• OBJECTIVE: The records below must be copied in full; omit the images.
····················
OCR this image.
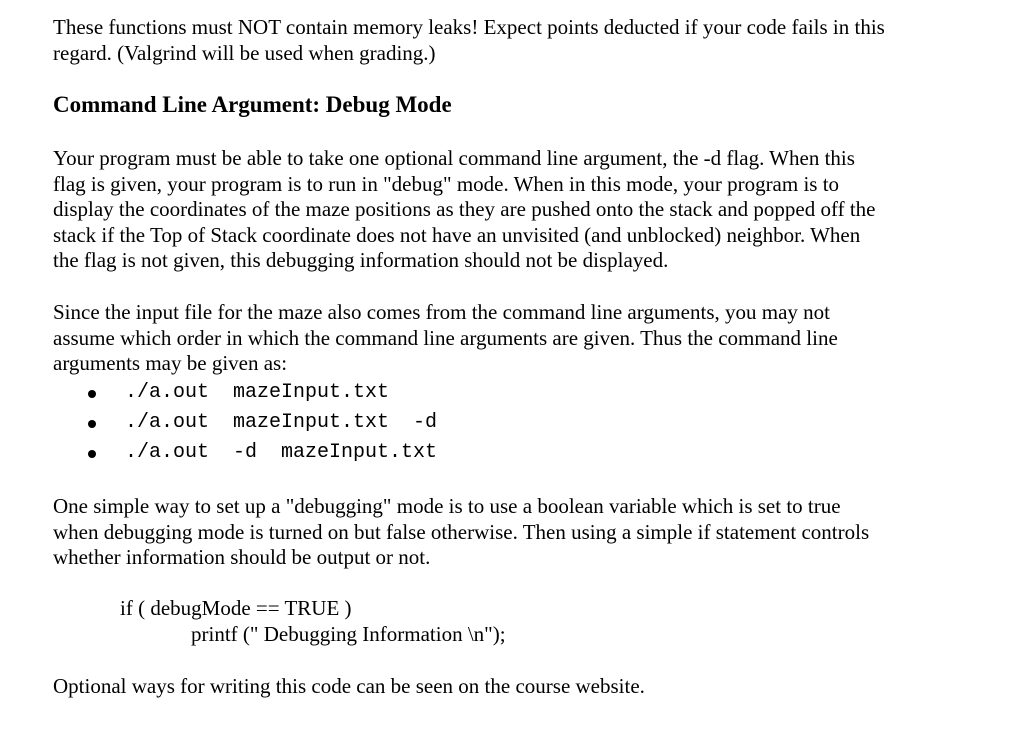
These functions must NOT contain memory leaks! Expect points deducted if your code fails in this
regard. (Valgrind will be used when grading.)

Command Line Argument: Debug Mode

Your program must be able to take one optional command line argument, the -d flag. When this
flag is given, your program is to run in "debug" mode. When in this mode, your program is to
display the coordinates of the maze positions as they are pushed onto the stack and popped off the
stack if the Top of Stack coordinate does not have an unvisited (and unblocked) neighbor. When
the flag is not given, this debugging information should not be displayed.

Since the input file for the maze also comes from the command line arguments, you may not
assume which order in which the command line arguments are given. Thus the command line
arguments may be given as:

./a.out  mazeInput.txt

./a.out  mazeInput.txt  -d

./a.out  -d  mazeInput.txt

One simple way to set up a "debugging" mode is to use a boolean variable which is set to true
when debugging mode is turned on but false otherwise. Then using a simple if statement controls
whether information should be output or not.

if ( debugMode == TRUE )
printf (" Debugging Information \n");

Optional ways for writing this code can be seen on the course website.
····················
• CORRECT OUTPUT:
OCR this image.
These functions must NOT contain memory leaks! Expect points deducted if your code fails in this
regard. (Valgrind will be used when grading.)

Command Line Argument: Debug Mode

Your program must be able to take one optional command line argument, the -d flag. When this
flag is given, your program is to run in "debug" mode. When in this mode, your program is to
display the coordinates of the maze positions as they are pushed onto the stack and popped off the
stack if the Top of Stack coordinate does not have an unvisited (and unblocked) neighbor. When
the flag is not given, this debugging information should not be displayed.

Since the input file for the maze also comes from the command line arguments, you may not
assume which order in which the command line arguments are given. Thus the command line
arguments may be given as:

./a.out  mazeInput.txt

./a.out  mazeInput.txt  -d

./a.out  -d  mazeInput.txt

One simple way to set up a "debugging" mode is to use a boolean variable which is set to true
when debugging mode is turned on but false otherwise. Then using a simple if statement controls
whether information should be output or not.

if ( debugMode == TRUE )
printf (" Debugging Information \n");

Optional ways for writing this code can be seen on the course website.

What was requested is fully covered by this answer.